Stored dataset items
────────────────────

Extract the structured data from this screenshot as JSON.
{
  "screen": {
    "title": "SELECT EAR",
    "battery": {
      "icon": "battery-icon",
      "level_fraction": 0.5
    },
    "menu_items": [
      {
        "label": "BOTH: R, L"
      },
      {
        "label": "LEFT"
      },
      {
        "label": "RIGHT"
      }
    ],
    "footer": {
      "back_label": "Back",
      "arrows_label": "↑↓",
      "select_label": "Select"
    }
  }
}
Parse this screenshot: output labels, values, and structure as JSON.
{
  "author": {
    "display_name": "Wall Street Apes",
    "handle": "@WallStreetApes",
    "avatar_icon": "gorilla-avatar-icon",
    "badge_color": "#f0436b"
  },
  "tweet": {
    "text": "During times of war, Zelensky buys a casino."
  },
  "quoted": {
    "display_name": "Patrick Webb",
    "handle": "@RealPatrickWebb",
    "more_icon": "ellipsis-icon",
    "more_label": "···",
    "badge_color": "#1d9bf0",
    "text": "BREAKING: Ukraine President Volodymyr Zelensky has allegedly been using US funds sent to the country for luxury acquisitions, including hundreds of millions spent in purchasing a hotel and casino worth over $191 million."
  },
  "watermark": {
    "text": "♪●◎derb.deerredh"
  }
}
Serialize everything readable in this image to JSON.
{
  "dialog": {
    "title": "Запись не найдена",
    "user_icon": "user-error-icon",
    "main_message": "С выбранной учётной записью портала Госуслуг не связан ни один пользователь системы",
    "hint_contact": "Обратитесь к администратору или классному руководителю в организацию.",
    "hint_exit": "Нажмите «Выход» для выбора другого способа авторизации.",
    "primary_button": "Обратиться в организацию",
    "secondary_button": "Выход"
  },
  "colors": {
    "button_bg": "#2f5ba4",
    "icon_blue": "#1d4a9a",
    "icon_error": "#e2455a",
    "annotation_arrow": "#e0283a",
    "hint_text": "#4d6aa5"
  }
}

────────────────────

The exercise: Quote the listing in full, please, keeping every line exact.

Written response:
Extract the structured data from this screenshot as JSON.
{
  "screen": {
    "title": "SELECT EAR",
    "battery": {
      "icon": "battery-icon",
      "level_fraction": 0.5
    },
    "menu_items": [
      {
        "label": "BOTH: R, L"
      },
      {
        "label": "LEFT"
      },
      {
        "label": "RIGHT"
      }
    ],
    "footer": {
      "back_label": "Back",
      "arrows_label": "↑↓",
      "select_label": "Select"
    }
  }
}
Parse this screenshot: output labels, values, and structure as JSON.
{
  "author": {
    "display_name": "Wall Street Apes",
    "handle": "@WallStreetApes",
    "avatar_icon": "gorilla-avatar-icon",
    "badge_color": "#f0436b"
  },
  "tweet": {
    "text": "During times of war, Zelensky buys a casino."
  },
  "quoted": {
    "display_name": "Patrick Webb",
    "handle": "@RealPatrickWebb",
    "more_icon": "ellipsis-icon",
    "more_label": "···",
    "badge_color": "#1d9bf0",
    "text": "BREAKING: Ukraine President Volodymyr Zelensky has allegedly been using US funds sent to the country for luxury acquisitions, including hundreds of millions spent in purchasing a hotel and casino worth over $191 million."
  },
  "watermark": {
    "text": "♪●◎derb.deerredh"
  }
}
Serialize everything readable in this image to JSON.
{
  "dialog": {
    "title": "Запись не найдена",
    "user_icon": "user-error-icon",
    "main_message": "С выбранной учётной записью портала Госуслуг не связан ни один пользователь системы",
    "hint_contact": "Обратитесь к администратору или классному руководителю в организацию.",
    "hint_exit": "Нажмите «Выход» для выбора другого способа авторизации.",
    "primary_button": "Обратиться в организацию",
    "secondary_button": "Выход"
  },
  "colors": {
    "button_bg": "#2f5ba4",
    "icon_blue": "#1d4a9a",
    "icon_error": "#e2455a",
    "annotation_arrow": "#e0283a",
    "hint_text": "#4d6aa5"
  }
}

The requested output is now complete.